=== THE PROBLEM ===
Reproduce the listing word for word. Skip any image.

★ ★ ★

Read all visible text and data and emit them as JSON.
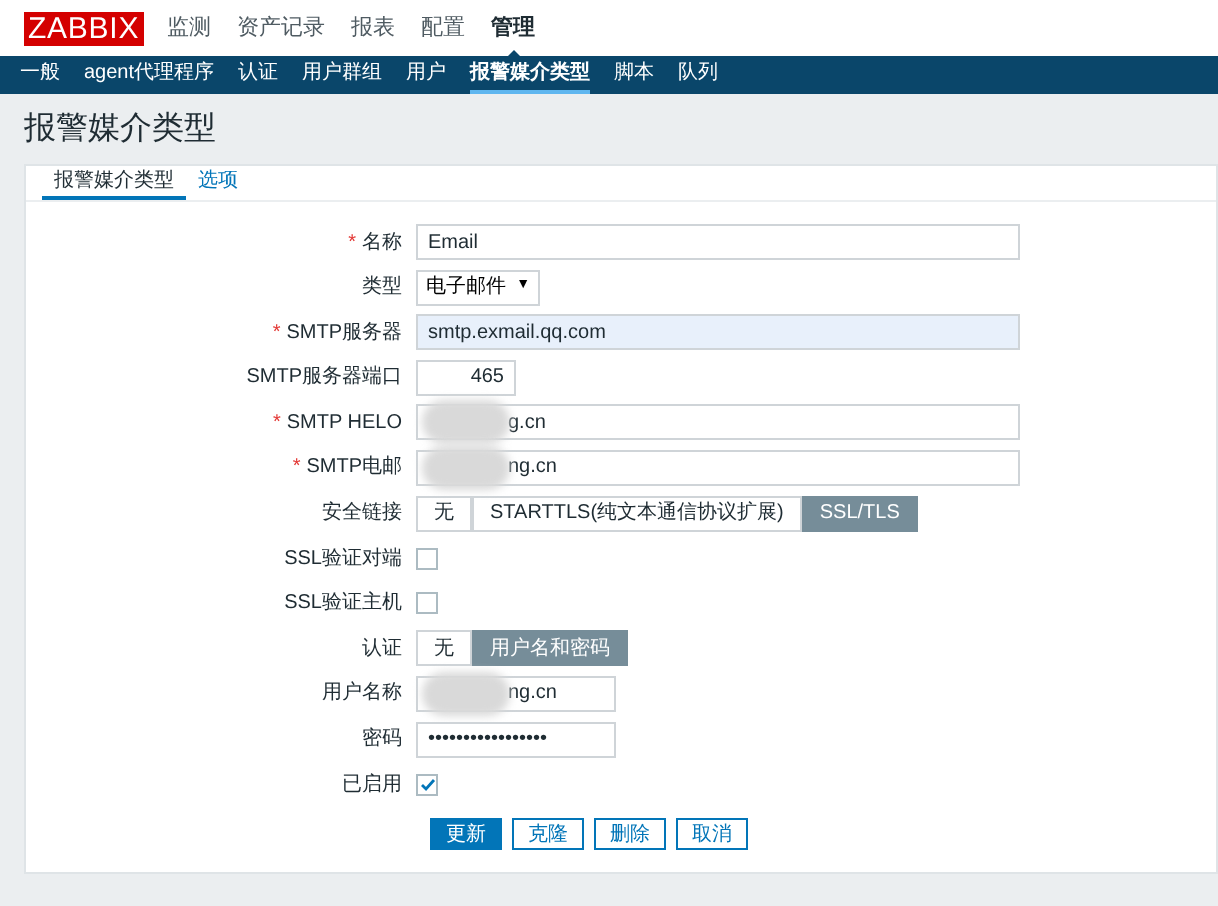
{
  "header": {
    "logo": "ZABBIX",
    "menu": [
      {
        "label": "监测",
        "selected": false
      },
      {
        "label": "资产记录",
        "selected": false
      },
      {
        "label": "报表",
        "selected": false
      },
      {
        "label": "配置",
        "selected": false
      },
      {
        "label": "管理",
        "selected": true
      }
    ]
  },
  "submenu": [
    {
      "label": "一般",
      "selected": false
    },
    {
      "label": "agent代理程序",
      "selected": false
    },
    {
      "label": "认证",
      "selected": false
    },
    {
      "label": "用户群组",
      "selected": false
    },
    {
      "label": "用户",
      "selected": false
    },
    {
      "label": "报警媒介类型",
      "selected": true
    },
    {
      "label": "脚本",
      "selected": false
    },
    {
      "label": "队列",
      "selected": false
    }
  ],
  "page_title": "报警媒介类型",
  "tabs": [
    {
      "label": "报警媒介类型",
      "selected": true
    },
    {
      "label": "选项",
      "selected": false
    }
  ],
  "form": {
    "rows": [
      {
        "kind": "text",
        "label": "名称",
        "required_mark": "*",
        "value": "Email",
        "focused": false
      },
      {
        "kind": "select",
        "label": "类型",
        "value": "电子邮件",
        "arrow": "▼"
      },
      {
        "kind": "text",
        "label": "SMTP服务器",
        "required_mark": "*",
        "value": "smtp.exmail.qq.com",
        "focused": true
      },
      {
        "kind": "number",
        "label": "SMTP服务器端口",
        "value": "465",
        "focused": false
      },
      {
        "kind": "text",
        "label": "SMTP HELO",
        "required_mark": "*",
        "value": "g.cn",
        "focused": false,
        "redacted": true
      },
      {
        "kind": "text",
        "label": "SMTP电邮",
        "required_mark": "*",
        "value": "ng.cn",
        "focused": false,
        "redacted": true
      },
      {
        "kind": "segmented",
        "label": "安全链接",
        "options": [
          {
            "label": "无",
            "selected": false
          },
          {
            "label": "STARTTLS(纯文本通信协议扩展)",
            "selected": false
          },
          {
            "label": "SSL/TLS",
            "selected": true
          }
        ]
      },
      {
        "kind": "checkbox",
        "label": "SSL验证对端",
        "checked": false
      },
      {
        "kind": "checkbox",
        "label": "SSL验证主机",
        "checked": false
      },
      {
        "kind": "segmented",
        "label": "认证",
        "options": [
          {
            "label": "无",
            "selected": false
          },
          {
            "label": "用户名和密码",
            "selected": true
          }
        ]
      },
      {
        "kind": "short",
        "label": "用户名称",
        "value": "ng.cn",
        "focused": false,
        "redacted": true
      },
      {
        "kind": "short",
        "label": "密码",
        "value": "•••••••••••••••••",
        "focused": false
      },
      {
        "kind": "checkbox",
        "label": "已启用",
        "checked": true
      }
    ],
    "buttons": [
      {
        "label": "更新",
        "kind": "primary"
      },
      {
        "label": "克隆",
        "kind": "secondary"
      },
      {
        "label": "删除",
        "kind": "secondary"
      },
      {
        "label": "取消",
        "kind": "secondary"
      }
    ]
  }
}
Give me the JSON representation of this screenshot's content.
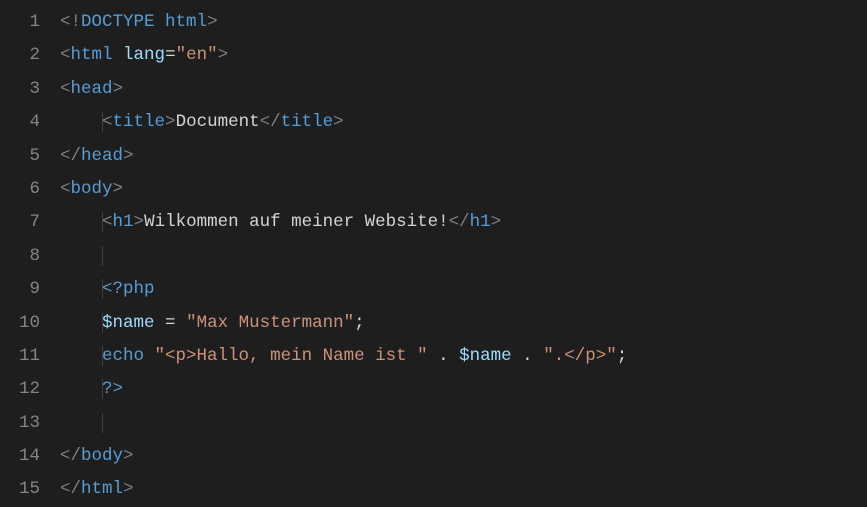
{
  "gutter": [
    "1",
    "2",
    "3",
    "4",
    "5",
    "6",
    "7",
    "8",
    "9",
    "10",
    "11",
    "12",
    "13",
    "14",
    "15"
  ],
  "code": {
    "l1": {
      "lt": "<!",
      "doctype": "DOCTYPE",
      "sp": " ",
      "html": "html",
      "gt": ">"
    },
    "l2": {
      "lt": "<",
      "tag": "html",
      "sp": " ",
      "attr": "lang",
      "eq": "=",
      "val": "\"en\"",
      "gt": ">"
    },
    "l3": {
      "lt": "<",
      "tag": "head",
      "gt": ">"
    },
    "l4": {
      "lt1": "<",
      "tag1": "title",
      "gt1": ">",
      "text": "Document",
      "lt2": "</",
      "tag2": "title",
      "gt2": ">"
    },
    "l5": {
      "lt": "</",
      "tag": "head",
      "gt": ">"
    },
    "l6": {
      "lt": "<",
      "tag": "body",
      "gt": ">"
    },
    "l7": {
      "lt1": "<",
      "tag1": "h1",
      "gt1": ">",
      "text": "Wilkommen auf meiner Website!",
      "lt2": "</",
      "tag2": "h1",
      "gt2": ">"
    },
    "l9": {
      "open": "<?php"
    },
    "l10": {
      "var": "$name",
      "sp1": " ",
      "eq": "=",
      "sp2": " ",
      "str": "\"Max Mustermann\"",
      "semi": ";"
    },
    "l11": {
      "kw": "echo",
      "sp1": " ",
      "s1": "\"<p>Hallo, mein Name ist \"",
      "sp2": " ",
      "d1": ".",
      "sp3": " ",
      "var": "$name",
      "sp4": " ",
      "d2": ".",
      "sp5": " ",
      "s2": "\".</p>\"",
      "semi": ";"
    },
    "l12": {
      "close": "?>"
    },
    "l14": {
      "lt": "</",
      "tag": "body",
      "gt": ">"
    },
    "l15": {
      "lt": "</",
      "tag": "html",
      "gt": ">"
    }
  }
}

★ ★ ★

=== REPLY ===
Read all visible text and data and emit them as JSON.
{
  "header": {
    "logo": "ZABBIX",
    "menu": [
      {
        "label": "监测",
        "selected": false
      },
      {
        "label": "资产记录",
        "selected": false
      },
      {
        "label": "报表",
        "selected": false
      },
      {
        "label": "配置",
        "selected": false
      },
      {
        "label": "管理",
        "selected": true
      }
    ]
  },
  "submenu": [
    {
      "label": "一般",
      "selected": false
    },
    {
      "label": "agent代理程序",
      "selected": false
    },
    {
      "label": "认证",
      "selected": false
    },
    {
      "label": "用户群组",
      "selected": false
    },
    {
      "label": "用户",
      "selected": false
    },
    {
      "label": "报警媒介类型",
      "selected": true
    },
    {
      "label": "脚本",
      "selected": false
    },
    {
      "label": "队列",
      "selected": false
    }
  ],
  "page_title": "报警媒介类型",
  "tabs": [
    {
      "label": "报警媒介类型",
      "selected": true
    },
    {
      "label": "选项",
      "selected": false
    }
  ],
  "form": {
    "rows": [
      {
        "kind": "text",
        "label": "名称",
        "required_mark": "*",
        "value": "Email",
        "focused": false
      },
      {
        "kind": "select",
        "label": "类型",
        "value": "电子邮件",
        "arrow": "▼"
      },
      {
        "kind": "text",
        "label": "SMTP服务器",
        "required_mark": "*",
        "value": "smtp.exmail.qq.com",
        "focused": true
      },
      {
        "kind": "number",
        "label": "SMTP服务器端口",
        "value": "465",
        "focused": false
      },
      {
        "kind": "text",
        "label": "SMTP HELO",
        "required_mark": "*",
        "value": "g.cn",
        "focused": false,
        "redacted": true
      },
      {
        "kind": "text",
        "label": "SMTP电邮",
        "required_mark": "*",
        "value": "ng.cn",
        "focused": false,
        "redacted": true
      },
      {
        "kind": "segmented",
        "label": "安全链接",
        "options": [
          {
            "label": "无",
            "selected": false
          },
          {
            "label": "STARTTLS(纯文本通信协议扩展)",
            "selected": false
          },
          {
            "label": "SSL/TLS",
            "selected": true
          }
        ]
      },
      {
        "kind": "checkbox",
        "label": "SSL验证对端",
        "checked": false
      },
      {
        "kind": "checkbox",
        "label": "SSL验证主机",
        "checked": false
      },
      {
        "kind": "segmented",
        "label": "认证",
        "options": [
          {
            "label": "无",
            "selected": false
          },
          {
            "label": "用户名和密码",
            "selected": true
          }
        ]
      },
      {
        "kind": "short",
        "label": "用户名称",
        "value": "ng.cn",
        "focused": false,
        "redacted": true
      },
      {
        "kind": "short",
        "label": "密码",
        "value": "•••••••••••••••••",
        "focused": false
      },
      {
        "kind": "checkbox",
        "label": "已启用",
        "checked": true
      }
    ],
    "buttons": [
      {
        "label": "更新",
        "kind": "primary"
      },
      {
        "label": "克隆",
        "kind": "secondary"
      },
      {
        "label": "删除",
        "kind": "secondary"
      },
      {
        "label": "取消",
        "kind": "secondary"
      }
    ]
  }
}
Give me the JSON representation of this screenshot's content.
{
  "gutter": [
    "1",
    "2",
    "3",
    "4",
    "5",
    "6",
    "7",
    "8",
    "9",
    "10",
    "11",
    "12",
    "13",
    "14",
    "15"
  ],
  "code": {
    "l1": {
      "lt": "<!",
      "doctype": "DOCTYPE",
      "sp": " ",
      "html": "html",
      "gt": ">"
    },
    "l2": {
      "lt": "<",
      "tag": "html",
      "sp": " ",
      "attr": "lang",
      "eq": "=",
      "val": "\"en\"",
      "gt": ">"
    },
    "l3": {
      "lt": "<",
      "tag": "head",
      "gt": ">"
    },
    "l4": {
      "lt1": "<",
      "tag1": "title",
      "gt1": ">",
      "text": "Document",
      "lt2": "</",
      "tag2": "title",
      "gt2": ">"
    },
    "l5": {
      "lt": "</",
      "tag": "head",
      "gt": ">"
    },
    "l6": {
      "lt": "<",
      "tag": "body",
      "gt": ">"
    },
    "l7": {
      "lt1": "<",
      "tag1": "h1",
      "gt1": ">",
      "text": "Wilkommen auf meiner Website!",
      "lt2": "</",
      "tag2": "h1",
      "gt2": ">"
    },
    "l9": {
      "open": "<?php"
    },
    "l10": {
      "var": "$name",
      "sp1": " ",
      "eq": "=",
      "sp2": " ",
      "str": "\"Max Mustermann\"",
      "semi": ";"
    },
    "l11": {
      "kw": "echo",
      "sp1": " ",
      "s1": "\"<p>Hallo, mein Name ist \"",
      "sp2": " ",
      "d1": ".",
      "sp3": " ",
      "var": "$name",
      "sp4": " ",
      "d2": ".",
      "sp5": " ",
      "s2": "\".</p>\"",
      "semi": ";"
    },
    "l12": {
      "close": "?>"
    },
    "l14": {
      "lt": "</",
      "tag": "body",
      "gt": ">"
    },
    "l15": {
      "lt": "</",
      "tag": "html",
      "gt": ">"
    }
  }
}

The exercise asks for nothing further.